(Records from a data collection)
══════════
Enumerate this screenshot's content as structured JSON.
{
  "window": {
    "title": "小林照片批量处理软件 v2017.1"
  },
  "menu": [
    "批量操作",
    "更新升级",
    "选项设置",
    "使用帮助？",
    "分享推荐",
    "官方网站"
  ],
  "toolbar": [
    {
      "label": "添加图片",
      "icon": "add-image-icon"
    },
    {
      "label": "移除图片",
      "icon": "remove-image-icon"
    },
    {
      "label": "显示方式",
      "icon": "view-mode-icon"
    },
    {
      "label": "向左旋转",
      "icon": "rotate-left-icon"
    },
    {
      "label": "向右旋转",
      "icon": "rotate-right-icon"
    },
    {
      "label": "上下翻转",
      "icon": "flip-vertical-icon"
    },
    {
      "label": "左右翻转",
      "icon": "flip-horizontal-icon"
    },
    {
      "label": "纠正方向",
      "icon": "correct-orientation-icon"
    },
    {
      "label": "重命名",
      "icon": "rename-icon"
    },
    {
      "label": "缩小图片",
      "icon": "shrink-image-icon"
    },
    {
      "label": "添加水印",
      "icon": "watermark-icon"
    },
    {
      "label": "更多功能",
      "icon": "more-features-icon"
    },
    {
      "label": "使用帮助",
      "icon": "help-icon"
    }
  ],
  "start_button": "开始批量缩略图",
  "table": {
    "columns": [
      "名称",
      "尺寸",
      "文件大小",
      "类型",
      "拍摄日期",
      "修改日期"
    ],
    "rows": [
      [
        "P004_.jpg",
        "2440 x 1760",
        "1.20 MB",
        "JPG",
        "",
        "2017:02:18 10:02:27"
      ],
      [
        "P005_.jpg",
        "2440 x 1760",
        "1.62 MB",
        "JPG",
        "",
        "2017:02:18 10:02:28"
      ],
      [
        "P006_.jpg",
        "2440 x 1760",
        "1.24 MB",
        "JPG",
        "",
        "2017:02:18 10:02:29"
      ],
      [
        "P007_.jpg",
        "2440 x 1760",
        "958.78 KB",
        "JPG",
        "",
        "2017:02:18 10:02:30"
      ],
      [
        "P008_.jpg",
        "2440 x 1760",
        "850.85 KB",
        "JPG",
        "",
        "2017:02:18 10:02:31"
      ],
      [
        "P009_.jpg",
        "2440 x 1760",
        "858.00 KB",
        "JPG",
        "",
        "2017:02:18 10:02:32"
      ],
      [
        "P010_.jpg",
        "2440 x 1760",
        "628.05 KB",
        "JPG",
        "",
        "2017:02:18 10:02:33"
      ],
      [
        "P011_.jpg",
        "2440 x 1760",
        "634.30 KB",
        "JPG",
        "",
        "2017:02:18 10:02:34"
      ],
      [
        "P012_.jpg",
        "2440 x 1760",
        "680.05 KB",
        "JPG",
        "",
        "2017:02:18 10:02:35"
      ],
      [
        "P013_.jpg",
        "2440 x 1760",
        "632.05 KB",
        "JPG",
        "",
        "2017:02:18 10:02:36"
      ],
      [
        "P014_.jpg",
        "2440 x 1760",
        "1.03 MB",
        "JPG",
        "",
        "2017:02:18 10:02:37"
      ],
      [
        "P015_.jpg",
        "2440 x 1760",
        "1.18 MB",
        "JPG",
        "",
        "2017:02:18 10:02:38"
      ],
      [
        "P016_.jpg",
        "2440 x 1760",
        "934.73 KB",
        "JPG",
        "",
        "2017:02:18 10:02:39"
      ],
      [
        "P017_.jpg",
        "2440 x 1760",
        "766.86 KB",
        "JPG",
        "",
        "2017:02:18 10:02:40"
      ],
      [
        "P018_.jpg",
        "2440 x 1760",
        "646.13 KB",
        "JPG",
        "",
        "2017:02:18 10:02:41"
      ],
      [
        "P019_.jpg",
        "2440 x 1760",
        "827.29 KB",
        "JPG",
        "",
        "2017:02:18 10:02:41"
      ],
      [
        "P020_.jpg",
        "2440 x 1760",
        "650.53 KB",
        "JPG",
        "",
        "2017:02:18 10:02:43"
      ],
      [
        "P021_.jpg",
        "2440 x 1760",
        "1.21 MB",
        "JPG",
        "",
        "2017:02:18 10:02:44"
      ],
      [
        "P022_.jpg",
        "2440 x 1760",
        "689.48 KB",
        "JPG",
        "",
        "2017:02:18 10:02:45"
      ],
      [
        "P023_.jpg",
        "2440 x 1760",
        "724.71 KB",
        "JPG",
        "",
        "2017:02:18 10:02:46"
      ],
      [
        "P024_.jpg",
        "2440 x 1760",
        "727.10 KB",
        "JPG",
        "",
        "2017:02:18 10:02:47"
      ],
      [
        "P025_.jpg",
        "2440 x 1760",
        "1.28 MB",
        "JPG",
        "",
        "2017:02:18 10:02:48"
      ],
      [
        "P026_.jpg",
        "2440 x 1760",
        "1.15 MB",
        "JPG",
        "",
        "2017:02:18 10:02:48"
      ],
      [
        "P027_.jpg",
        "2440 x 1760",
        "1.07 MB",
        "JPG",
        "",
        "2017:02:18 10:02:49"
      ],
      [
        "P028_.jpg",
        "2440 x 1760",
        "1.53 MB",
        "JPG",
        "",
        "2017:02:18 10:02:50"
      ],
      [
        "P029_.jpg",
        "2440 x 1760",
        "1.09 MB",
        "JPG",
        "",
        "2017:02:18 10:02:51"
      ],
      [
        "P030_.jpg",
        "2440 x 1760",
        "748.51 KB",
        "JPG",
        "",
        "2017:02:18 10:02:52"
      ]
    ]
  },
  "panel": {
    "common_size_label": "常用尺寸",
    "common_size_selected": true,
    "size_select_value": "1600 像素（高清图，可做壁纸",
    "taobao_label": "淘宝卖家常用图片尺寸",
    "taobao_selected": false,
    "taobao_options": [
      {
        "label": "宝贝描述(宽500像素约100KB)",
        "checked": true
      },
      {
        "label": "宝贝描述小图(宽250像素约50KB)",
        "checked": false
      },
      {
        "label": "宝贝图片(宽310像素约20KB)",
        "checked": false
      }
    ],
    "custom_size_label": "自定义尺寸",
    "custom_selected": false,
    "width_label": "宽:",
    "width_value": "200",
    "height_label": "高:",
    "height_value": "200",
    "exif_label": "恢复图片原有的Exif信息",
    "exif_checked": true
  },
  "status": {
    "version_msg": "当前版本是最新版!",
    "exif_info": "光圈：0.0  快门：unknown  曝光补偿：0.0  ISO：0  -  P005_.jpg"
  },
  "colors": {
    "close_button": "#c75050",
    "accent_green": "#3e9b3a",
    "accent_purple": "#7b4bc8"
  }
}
══════════
◆ Task directions
Copy out every entry again, exactly as it was given.

◆ Solution to the problem
Enumerate this screenshot's content as structured JSON.
{
  "window": {
    "title": "小林照片批量处理软件 v2017.1"
  },
  "menu": [
    "批量操作",
    "更新升级",
    "选项设置",
    "使用帮助？",
    "分享推荐",
    "官方网站"
  ],
  "toolbar": [
    {
      "label": "添加图片",
      "icon": "add-image-icon"
    },
    {
      "label": "移除图片",
      "icon": "remove-image-icon"
    },
    {
      "label": "显示方式",
      "icon": "view-mode-icon"
    },
    {
      "label": "向左旋转",
      "icon": "rotate-left-icon"
    },
    {
      "label": "向右旋转",
      "icon": "rotate-right-icon"
    },
    {
      "label": "上下翻转",
      "icon": "flip-vertical-icon"
    },
    {
      "label": "左右翻转",
      "icon": "flip-horizontal-icon"
    },
    {
      "label": "纠正方向",
      "icon": "correct-orientation-icon"
    },
    {
      "label": "重命名",
      "icon": "rename-icon"
    },
    {
      "label": "缩小图片",
      "icon": "shrink-image-icon"
    },
    {
      "label": "添加水印",
      "icon": "watermark-icon"
    },
    {
      "label": "更多功能",
      "icon": "more-features-icon"
    },
    {
      "label": "使用帮助",
      "icon": "help-icon"
    }
  ],
  "start_button": "开始批量缩略图",
  "table": {
    "columns": [
      "名称",
      "尺寸",
      "文件大小",
      "类型",
      "拍摄日期",
      "修改日期"
    ],
    "rows": [
      [
        "P004_.jpg",
        "2440 x 1760",
        "1.20 MB",
        "JPG",
        "",
        "2017:02:18 10:02:27"
      ],
      [
        "P005_.jpg",
        "2440 x 1760",
        "1.62 MB",
        "JPG",
        "",
        "2017:02:18 10:02:28"
      ],
      [
        "P006_.jpg",
        "2440 x 1760",
        "1.24 MB",
        "JPG",
        "",
        "2017:02:18 10:02:29"
      ],
      [
        "P007_.jpg",
        "2440 x 1760",
        "958.78 KB",
        "JPG",
        "",
        "2017:02:18 10:02:30"
      ],
      [
        "P008_.jpg",
        "2440 x 1760",
        "850.85 KB",
        "JPG",
        "",
        "2017:02:18 10:02:31"
      ],
      [
        "P009_.jpg",
        "2440 x 1760",
        "858.00 KB",
        "JPG",
        "",
        "2017:02:18 10:02:32"
      ],
      [
        "P010_.jpg",
        "2440 x 1760",
        "628.05 KB",
        "JPG",
        "",
        "2017:02:18 10:02:33"
      ],
      [
        "P011_.jpg",
        "2440 x 1760",
        "634.30 KB",
        "JPG",
        "",
        "2017:02:18 10:02:34"
      ],
      [
        "P012_.jpg",
        "2440 x 1760",
        "680.05 KB",
        "JPG",
        "",
        "2017:02:18 10:02:35"
      ],
      [
        "P013_.jpg",
        "2440 x 1760",
        "632.05 KB",
        "JPG",
        "",
        "2017:02:18 10:02:36"
      ],
      [
        "P014_.jpg",
        "2440 x 1760",
        "1.03 MB",
        "JPG",
        "",
        "2017:02:18 10:02:37"
      ],
      [
        "P015_.jpg",
        "2440 x 1760",
        "1.18 MB",
        "JPG",
        "",
        "2017:02:18 10:02:38"
      ],
      [
        "P016_.jpg",
        "2440 x 1760",
        "934.73 KB",
        "JPG",
        "",
        "2017:02:18 10:02:39"
      ],
      [
        "P017_.jpg",
        "2440 x 1760",
        "766.86 KB",
        "JPG",
        "",
        "2017:02:18 10:02:40"
      ],
      [
        "P018_.jpg",
        "2440 x 1760",
        "646.13 KB",
        "JPG",
        "",
        "2017:02:18 10:02:41"
      ],
      [
        "P019_.jpg",
        "2440 x 1760",
        "827.29 KB",
        "JPG",
        "",
        "2017:02:18 10:02:41"
      ],
      [
        "P020_.jpg",
        "2440 x 1760",
        "650.53 KB",
        "JPG",
        "",
        "2017:02:18 10:02:43"
      ],
      [
        "P021_.jpg",
        "2440 x 1760",
        "1.21 MB",
        "JPG",
        "",
        "2017:02:18 10:02:44"
      ],
      [
        "P022_.jpg",
        "2440 x 1760",
        "689.48 KB",
        "JPG",
        "",
        "2017:02:18 10:02:45"
      ],
      [
        "P023_.jpg",
        "2440 x 1760",
        "724.71 KB",
        "JPG",
        "",
        "2017:02:18 10:02:46"
      ],
      [
        "P024_.jpg",
        "2440 x 1760",
        "727.10 KB",
        "JPG",
        "",
        "2017:02:18 10:02:47"
      ],
      [
        "P025_.jpg",
        "2440 x 1760",
        "1.28 MB",
        "JPG",
        "",
        "2017:02:18 10:02:48"
      ],
      [
        "P026_.jpg",
        "2440 x 1760",
        "1.15 MB",
        "JPG",
        "",
        "2017:02:18 10:02:48"
      ],
      [
        "P027_.jpg",
        "2440 x 1760",
        "1.07 MB",
        "JPG",
        "",
        "2017:02:18 10:02:49"
      ],
      [
        "P028_.jpg",
        "2440 x 1760",
        "1.53 MB",
        "JPG",
        "",
        "2017:02:18 10:02:50"
      ],
      [
        "P029_.jpg",
        "2440 x 1760",
        "1.09 MB",
        "JPG",
        "",
        "2017:02:18 10:02:51"
      ],
      [
        "P030_.jpg",
        "2440 x 1760",
        "748.51 KB",
        "JPG",
        "",
        "2017:02:18 10:02:52"
      ]
    ]
  },
  "panel": {
    "common_size_label": "常用尺寸",
    "common_size_selected": true,
    "size_select_value": "1600 像素（高清图，可做壁纸",
    "taobao_label": "淘宝卖家常用图片尺寸",
    "taobao_selected": false,
    "taobao_options": [
      {
        "label": "宝贝描述(宽500像素约100KB)",
        "checked": true
      },
      {
        "label": "宝贝描述小图(宽250像素约50KB)",
        "checked": false
      },
      {
        "label": "宝贝图片(宽310像素约20KB)",
        "checked": false
      }
    ],
    "custom_size_label": "自定义尺寸",
    "custom_selected": false,
    "width_label": "宽:",
    "width_value": "200",
    "height_label": "高:",
    "height_value": "200",
    "exif_label": "恢复图片原有的Exif信息",
    "exif_checked": true
  },
  "status": {
    "version_msg": "当前版本是最新版!",
    "exif_info": "光圈：0.0  快门：unknown  曝光补偿：0.0  ISO：0  -  P005_.jpg"
  },
  "colors": {
    "close_button": "#c75050",
    "accent_green": "#3e9b3a",
    "accent_purple": "#7b4bc8"
  }
}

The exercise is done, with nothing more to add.